Dataset records:
----
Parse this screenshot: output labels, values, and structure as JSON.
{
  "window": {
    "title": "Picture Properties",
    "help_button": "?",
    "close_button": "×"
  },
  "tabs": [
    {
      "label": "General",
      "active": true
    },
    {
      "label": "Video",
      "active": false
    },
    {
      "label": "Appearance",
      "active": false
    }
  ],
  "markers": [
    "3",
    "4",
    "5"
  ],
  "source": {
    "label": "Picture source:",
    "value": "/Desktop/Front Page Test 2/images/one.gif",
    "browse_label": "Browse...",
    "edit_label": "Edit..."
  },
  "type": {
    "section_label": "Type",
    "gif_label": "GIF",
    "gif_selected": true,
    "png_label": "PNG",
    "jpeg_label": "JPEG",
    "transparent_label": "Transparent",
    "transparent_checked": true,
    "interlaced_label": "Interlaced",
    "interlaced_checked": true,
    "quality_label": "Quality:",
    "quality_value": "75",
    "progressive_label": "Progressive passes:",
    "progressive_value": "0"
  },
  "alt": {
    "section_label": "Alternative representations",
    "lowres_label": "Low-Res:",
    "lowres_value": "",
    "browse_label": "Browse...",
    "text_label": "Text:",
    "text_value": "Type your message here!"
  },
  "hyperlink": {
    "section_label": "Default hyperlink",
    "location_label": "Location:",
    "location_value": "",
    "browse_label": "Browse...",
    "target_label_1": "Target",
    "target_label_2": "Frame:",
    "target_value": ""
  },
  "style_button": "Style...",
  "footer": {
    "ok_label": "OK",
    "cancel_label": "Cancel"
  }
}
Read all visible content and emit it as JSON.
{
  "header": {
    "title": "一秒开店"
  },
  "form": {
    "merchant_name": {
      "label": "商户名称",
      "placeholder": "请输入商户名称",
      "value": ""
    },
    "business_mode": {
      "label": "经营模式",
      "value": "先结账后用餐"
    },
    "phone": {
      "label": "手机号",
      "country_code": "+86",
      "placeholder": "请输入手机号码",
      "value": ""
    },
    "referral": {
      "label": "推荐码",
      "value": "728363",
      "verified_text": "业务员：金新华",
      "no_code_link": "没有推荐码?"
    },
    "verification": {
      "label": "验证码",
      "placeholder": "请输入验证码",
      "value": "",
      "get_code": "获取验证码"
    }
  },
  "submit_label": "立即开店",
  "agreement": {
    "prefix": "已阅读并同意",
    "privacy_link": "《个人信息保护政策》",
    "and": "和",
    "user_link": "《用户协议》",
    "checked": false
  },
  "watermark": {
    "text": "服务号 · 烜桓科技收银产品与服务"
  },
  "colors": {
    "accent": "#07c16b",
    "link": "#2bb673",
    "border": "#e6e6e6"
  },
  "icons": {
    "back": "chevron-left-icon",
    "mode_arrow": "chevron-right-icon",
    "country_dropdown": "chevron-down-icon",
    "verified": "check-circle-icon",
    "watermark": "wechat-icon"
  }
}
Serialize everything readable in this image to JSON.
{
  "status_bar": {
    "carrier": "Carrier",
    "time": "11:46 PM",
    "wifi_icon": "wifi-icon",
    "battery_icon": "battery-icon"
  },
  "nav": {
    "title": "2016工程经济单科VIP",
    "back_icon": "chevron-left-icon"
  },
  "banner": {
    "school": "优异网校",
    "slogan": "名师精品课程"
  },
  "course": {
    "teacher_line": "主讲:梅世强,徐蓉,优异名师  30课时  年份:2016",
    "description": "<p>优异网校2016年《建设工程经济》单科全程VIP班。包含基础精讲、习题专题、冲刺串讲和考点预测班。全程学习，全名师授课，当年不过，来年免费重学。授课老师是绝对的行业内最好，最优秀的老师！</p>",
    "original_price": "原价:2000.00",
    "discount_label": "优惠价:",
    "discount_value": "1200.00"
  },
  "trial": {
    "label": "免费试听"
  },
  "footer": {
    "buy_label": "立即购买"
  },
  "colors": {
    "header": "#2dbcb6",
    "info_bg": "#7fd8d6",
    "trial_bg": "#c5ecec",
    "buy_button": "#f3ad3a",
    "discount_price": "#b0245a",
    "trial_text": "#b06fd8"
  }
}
----
Aim of the task: Each of the records should be retyped exactly.

Correct response:
Parse this screenshot: output labels, values, and structure as JSON.
{
  "window": {
    "title": "Picture Properties",
    "help_button": "?",
    "close_button": "×"
  },
  "tabs": [
    {
      "label": "General",
      "active": true
    },
    {
      "label": "Video",
      "active": false
    },
    {
      "label": "Appearance",
      "active": false
    }
  ],
  "markers": [
    "3",
    "4",
    "5"
  ],
  "source": {
    "label": "Picture source:",
    "value": "/Desktop/Front Page Test 2/images/one.gif",
    "browse_label": "Browse...",
    "edit_label": "Edit..."
  },
  "type": {
    "section_label": "Type",
    "gif_label": "GIF",
    "gif_selected": true,
    "png_label": "PNG",
    "jpeg_label": "JPEG",
    "transparent_label": "Transparent",
    "transparent_checked": true,
    "interlaced_label": "Interlaced",
    "interlaced_checked": true,
    "quality_label": "Quality:",
    "quality_value": "75",
    "progressive_label": "Progressive passes:",
    "progressive_value": "0"
  },
  "alt": {
    "section_label": "Alternative representations",
    "lowres_label": "Low-Res:",
    "lowres_value": "",
    "browse_label": "Browse...",
    "text_label": "Text:",
    "text_value": "Type your message here!"
  },
  "hyperlink": {
    "section_label": "Default hyperlink",
    "location_label": "Location:",
    "location_value": "",
    "browse_label": "Browse...",
    "target_label_1": "Target",
    "target_label_2": "Frame:",
    "target_value": ""
  },
  "style_button": "Style...",
  "footer": {
    "ok_label": "OK",
    "cancel_label": "Cancel"
  }
}
Read all visible content and emit it as JSON.
{
  "header": {
    "title": "一秒开店"
  },
  "form": {
    "merchant_name": {
      "label": "商户名称",
      "placeholder": "请输入商户名称",
      "value": ""
    },
    "business_mode": {
      "label": "经营模式",
      "value": "先结账后用餐"
    },
    "phone": {
      "label": "手机号",
      "country_code": "+86",
      "placeholder": "请输入手机号码",
      "value": ""
    },
    "referral": {
      "label": "推荐码",
      "value": "728363",
      "verified_text": "业务员：金新华",
      "no_code_link": "没有推荐码?"
    },
    "verification": {
      "label": "验证码",
      "placeholder": "请输入验证码",
      "value": "",
      "get_code": "获取验证码"
    }
  },
  "submit_label": "立即开店",
  "agreement": {
    "prefix": "已阅读并同意",
    "privacy_link": "《个人信息保护政策》",
    "and": "和",
    "user_link": "《用户协议》",
    "checked": false
  },
  "watermark": {
    "text": "服务号 · 烜桓科技收银产品与服务"
  },
  "colors": {
    "accent": "#07c16b",
    "link": "#2bb673",
    "border": "#e6e6e6"
  },
  "icons": {
    "back": "chevron-left-icon",
    "mode_arrow": "chevron-right-icon",
    "country_dropdown": "chevron-down-icon",
    "verified": "check-circle-icon",
    "watermark": "wechat-icon"
  }
}
Serialize everything readable in this image to JSON.
{
  "status_bar": {
    "carrier": "Carrier",
    "time": "11:46 PM",
    "wifi_icon": "wifi-icon",
    "battery_icon": "battery-icon"
  },
  "nav": {
    "title": "2016工程经济单科VIP",
    "back_icon": "chevron-left-icon"
  },
  "banner": {
    "school": "优异网校",
    "slogan": "名师精品课程"
  },
  "course": {
    "teacher_line": "主讲:梅世强,徐蓉,优异名师  30课时  年份:2016",
    "description": "<p>优异网校2016年《建设工程经济》单科全程VIP班。包含基础精讲、习题专题、冲刺串讲和考点预测班。全程学习，全名师授课，当年不过，来年免费重学。授课老师是绝对的行业内最好，最优秀的老师！</p>",
    "original_price": "原价:2000.00",
    "discount_label": "优惠价:",
    "discount_value": "1200.00"
  },
  "trial": {
    "label": "免费试听"
  },
  "footer": {
    "buy_label": "立即购买"
  },
  "colors": {
    "header": "#2dbcb6",
    "info_bg": "#7fd8d6",
    "trial_bg": "#c5ecec",
    "buy_button": "#f3ad3a",
    "discount_price": "#b0245a",
    "trial_text": "#b06fd8"
  }
}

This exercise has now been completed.